[Stored data entries]
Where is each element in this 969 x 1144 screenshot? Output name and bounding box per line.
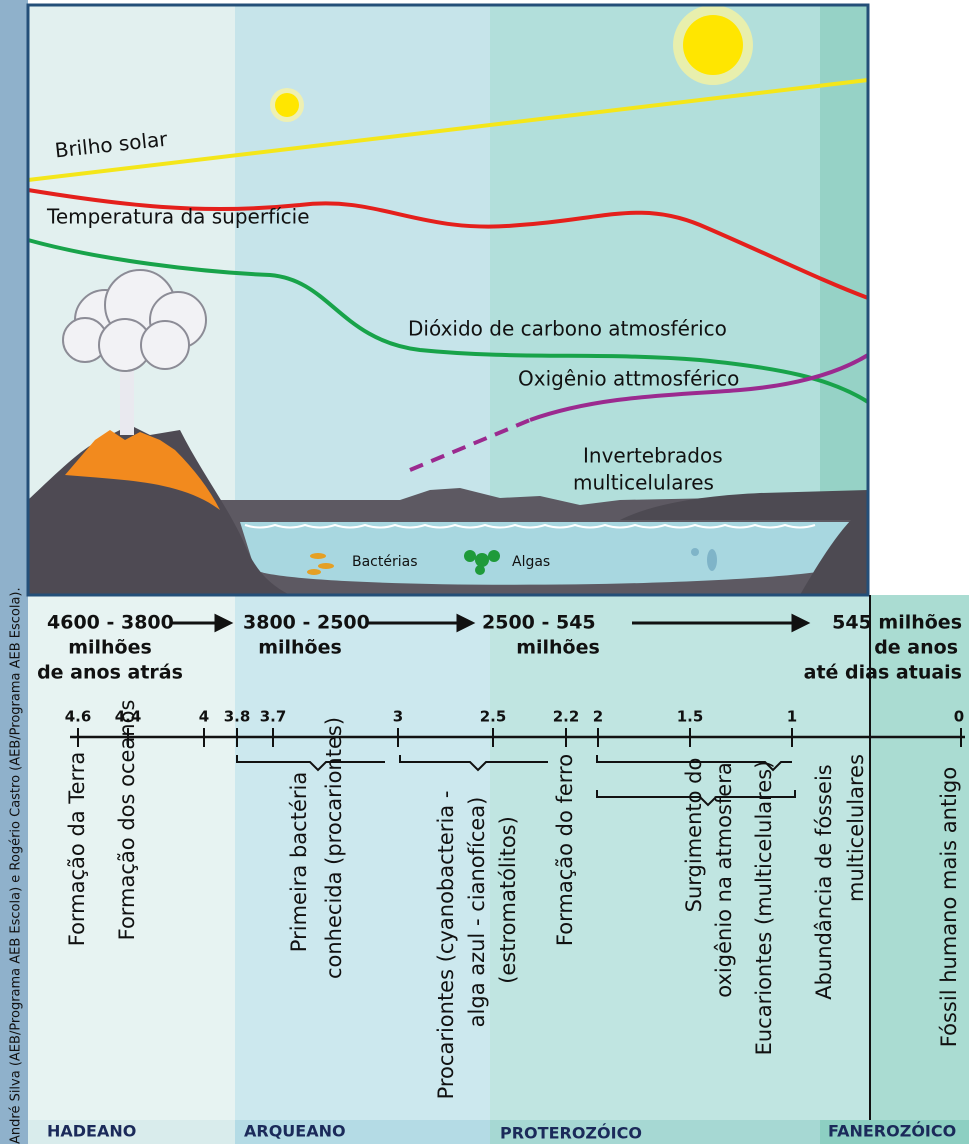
tick-label: 3 [393, 708, 403, 726]
era-range: 2500 - 545 [482, 612, 596, 634]
event-label: Formação dos oceanos [115, 700, 139, 941]
bacteria-icon [307, 553, 334, 575]
ocean [240, 522, 868, 585]
brackets [236, 755, 796, 807]
tick-label: 4.6 [65, 708, 92, 726]
event-label: Procariontes (cyanobacteria - [434, 791, 458, 1100]
eon-bar [820, 1120, 969, 1144]
curve-label: Oxigênio attmosférico [518, 367, 739, 391]
tick-label: 2.5 [480, 708, 507, 726]
tick-label: 4.4 [115, 708, 142, 726]
invertebrate-icon [691, 548, 717, 571]
band-fanerozoico-lower [870, 595, 969, 1120]
event-label: Formação do ferro [553, 754, 577, 946]
credit: André Silva (AEB/Programa AEB Escola) e … [9, 587, 24, 1144]
curve-label: Temperatura da superfície [46, 205, 310, 229]
event-label: Fóssil humano mais antigo [937, 767, 961, 1047]
tick-label: 2.2 [553, 708, 580, 726]
eon-label: FANEROZÓICO [828, 1122, 956, 1141]
ocean-label: Bactérias [352, 554, 418, 570]
era-range: 4600 - 3800 [47, 612, 174, 634]
event-label: Formação da Terra [65, 752, 89, 947]
algae-icon [464, 550, 500, 575]
band-arqueano-lower [235, 595, 490, 1120]
curve-label: Invertebrados [583, 444, 723, 468]
eon-bar [235, 1120, 490, 1144]
band-proterozoico-lower [490, 595, 870, 1120]
era-text: até dias atuais [804, 662, 962, 684]
event-label: Surgimento do [682, 758, 706, 913]
tick-label: 1 [787, 708, 797, 726]
sun [275, 93, 299, 117]
rock [620, 490, 868, 520]
era-range: 545 milhões [832, 612, 962, 634]
event-label: Abundância de fósseis [812, 764, 836, 1000]
eon-bar [28, 1120, 235, 1144]
ocean-label: Algas [512, 554, 550, 570]
curve-label: multicelulares [573, 471, 714, 495]
event-label: multicelulares [844, 754, 868, 902]
events: Formação da Terra Formação dos oceanos Pri… [65, 700, 961, 1100]
frame [26, 3, 870, 597]
era-text: milhões [258, 637, 342, 659]
eon-bar [490, 1120, 820, 1144]
era-text: milhões [68, 637, 152, 659]
event-label: (estromatólitos) [496, 816, 520, 984]
timeline-ticks: 4.6 4.4 4 3.8 3.7 3 2.5 2.2 2 1.5 1 0 [65, 708, 964, 747]
tick-label: 1.5 [677, 708, 704, 726]
era-range: 3800 - 2500 [243, 612, 370, 634]
tick-label: 4 [199, 708, 209, 726]
curve-label: Dióxido de carbono atmosférico [408, 317, 727, 341]
tick-label: 2 [593, 708, 603, 726]
co2-curve [27, 238, 870, 404]
eon-label: ARQUEANO [244, 1122, 346, 1141]
cloud [62, 269, 207, 372]
credit-strip [0, 0, 28, 1144]
solar-curve [27, 78, 869, 182]
band-hadeano-lower [28, 595, 235, 1120]
sun [683, 15, 743, 75]
eon-label: PROTEROZÓICO [500, 1124, 642, 1143]
event-label: alga azul - cianofícea) [465, 797, 489, 1028]
tick-label: 0 [954, 708, 964, 726]
event-label: oxigênio na atmosfera [712, 762, 736, 997]
lava [65, 430, 220, 510]
arrows [172, 613, 811, 633]
temperature-curve [27, 188, 869, 300]
tick-label: 3.7 [260, 708, 287, 726]
waves [244, 523, 816, 529]
event-label: Eucariontes (multicelulares) [752, 761, 776, 1056]
oxygen-curve [529, 353, 870, 422]
event-label: conhecida (procariontes) [322, 717, 346, 979]
eon-label: HADEANO [47, 1122, 136, 1141]
era-text: de anos atrás [37, 662, 183, 684]
event-label: Primeira bactéria [287, 772, 311, 952]
era-text: milhões [516, 637, 600, 659]
tick-label: 3.8 [224, 708, 251, 726]
rock [800, 505, 868, 595]
era-text: de anos [874, 637, 958, 659]
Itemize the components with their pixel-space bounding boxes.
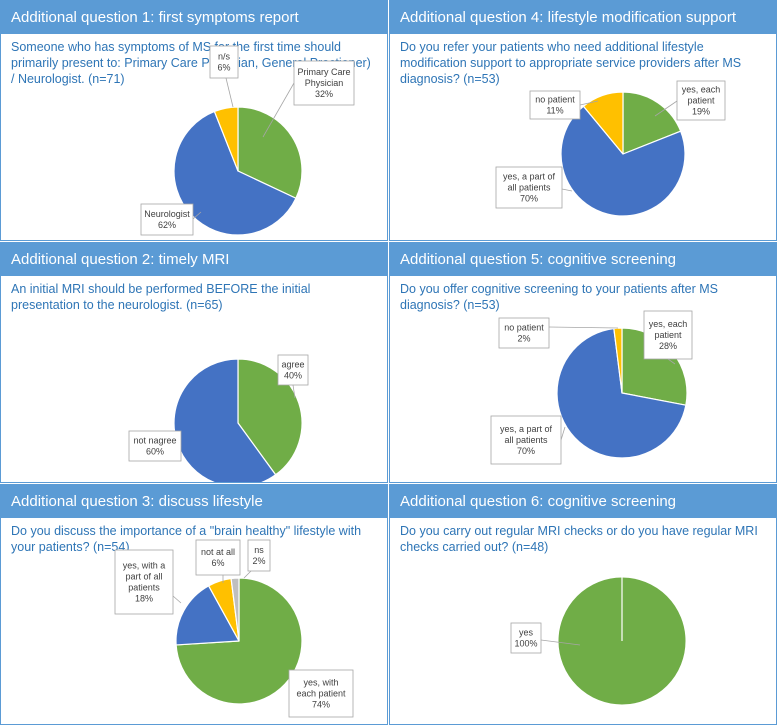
panel-title: Additional question 6: cognitive screeni… [390, 485, 776, 518]
data-label: Primary Care Physician 32% [297, 67, 350, 99]
panel-cognitive-screening: Additional question 5: cognitive screeni… [389, 242, 777, 483]
pie-slice [230, 577, 240, 642]
data-label: yes, a part of all patients 70% [500, 424, 553, 456]
panel-first-symptoms: Additional question 1: first symptoms re… [0, 0, 388, 241]
data-label-box [495, 166, 563, 209]
data-label-box [288, 669, 354, 718]
data-label: yes, each patient 19% [682, 85, 721, 117]
panel-title: Additional question 5: cognitive screeni… [390, 243, 776, 276]
panel-title: Additional question 1: first symptoms re… [1, 1, 387, 34]
data-label: yes, with a part of all patients 18% [123, 561, 166, 604]
data-label: not at all 6% [201, 547, 235, 568]
pie-slice [213, 106, 239, 172]
data-label-box [209, 45, 239, 79]
label-leader-line [561, 188, 573, 192]
data-label-box [676, 80, 726, 121]
label-leader-line [560, 426, 566, 441]
label-leader-line [192, 211, 202, 220]
panel-question: Do you offer cognitive screening to your… [400, 282, 718, 312]
pie-slice [582, 91, 624, 155]
data-label: Neurologist 62% [144, 209, 190, 230]
label-leader-line [243, 570, 252, 579]
panel-title: Additional question 4: lifestyle modific… [390, 1, 776, 34]
panel-title: Additional question 2: timely MRI [1, 243, 387, 276]
label-leader-line [172, 595, 182, 604]
pie-chart: yes, with each patient 74% yes, with a part … [114, 539, 354, 718]
label-leader-line [262, 82, 295, 138]
panel-title: Additional question 3: discuss lifestyle [1, 485, 387, 518]
panel-lifestyle-support: Additional question 4: lifestyle modific… [389, 0, 777, 241]
pie-chart: yes 100% [510, 576, 687, 706]
pie-chart: yes, each patient 28% yes, a part of all pat… [490, 310, 693, 465]
data-label-box [498, 317, 550, 349]
data-label: ns 2% [252, 545, 265, 566]
label-leader-line [540, 639, 581, 646]
data-label: yes, a part of all patients 70% [503, 172, 556, 204]
data-label-box [140, 203, 194, 236]
panel-question: Do you carry out regular MRI checks or d… [400, 524, 758, 554]
data-label: no patient 11% [535, 95, 575, 116]
label-leader-line [292, 384, 296, 399]
panel-timely-mri: Additional question 2: timely MRI An ini… [0, 242, 388, 483]
label-leader-line [579, 100, 599, 106]
label-leader-line [548, 326, 619, 329]
data-label-box [277, 354, 309, 386]
pie-slice [556, 327, 687, 459]
data-label-box [529, 90, 581, 120]
panel-question: An initial MRI should be performed BEFOR… [11, 282, 311, 312]
data-label-box [510, 622, 542, 654]
pie-slice [175, 585, 240, 646]
data-label: n/s 6% [217, 52, 230, 73]
panel-question: Do you refer your patients who need addi… [400, 40, 742, 86]
pie-slice [560, 105, 686, 217]
panel-question: Someone who has symptoms of MS for the f… [11, 40, 371, 86]
panel-question: Do you discuss the importance of a "brai… [11, 524, 362, 554]
label-leader-line [225, 77, 234, 108]
pie-slice [622, 91, 682, 155]
data-label-box [114, 549, 174, 615]
data-label: yes, each patient 28% [649, 319, 688, 351]
data-label-box [247, 539, 271, 572]
label-leader-line [667, 358, 676, 365]
label-leader-line [654, 100, 678, 117]
pie-slice [237, 106, 303, 199]
pie-chart: Primary Care Physician 32% Neurologist 62% n/… [140, 45, 355, 236]
data-label-box [490, 415, 562, 465]
data-label: not nagree 60% [133, 436, 176, 457]
data-label: no patient 2% [504, 323, 544, 344]
data-label: yes, with each patient 74% [296, 678, 346, 710]
data-label-box [195, 539, 241, 576]
pie-chart: agree 40% not nagree 60% [128, 354, 309, 482]
pie-chart: yes, each patient 19% yes, a part of all pat… [495, 80, 726, 217]
data-label: yes 100% [514, 628, 537, 649]
data-label-box [293, 60, 355, 106]
panel-discuss-lifestyle: Additional question 3: discuss lifestyle… [0, 484, 388, 725]
pie-slice [237, 358, 303, 476]
data-label: agree 40% [281, 360, 304, 381]
data-label-box [643, 310, 693, 360]
data-label-box [128, 430, 182, 462]
panel-regular-mri: Additional question 6: cognitive screeni… [389, 484, 777, 725]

=== Exercise ===
If a line in the records above holds the string "timely", copy it out.

=== Exercise response ===
panel-title: Additional question 2: timely MRI [1, 243, 387, 276]
panel-timely-mri: Additional question 2: timely MRI An ini… [0, 242, 388, 483]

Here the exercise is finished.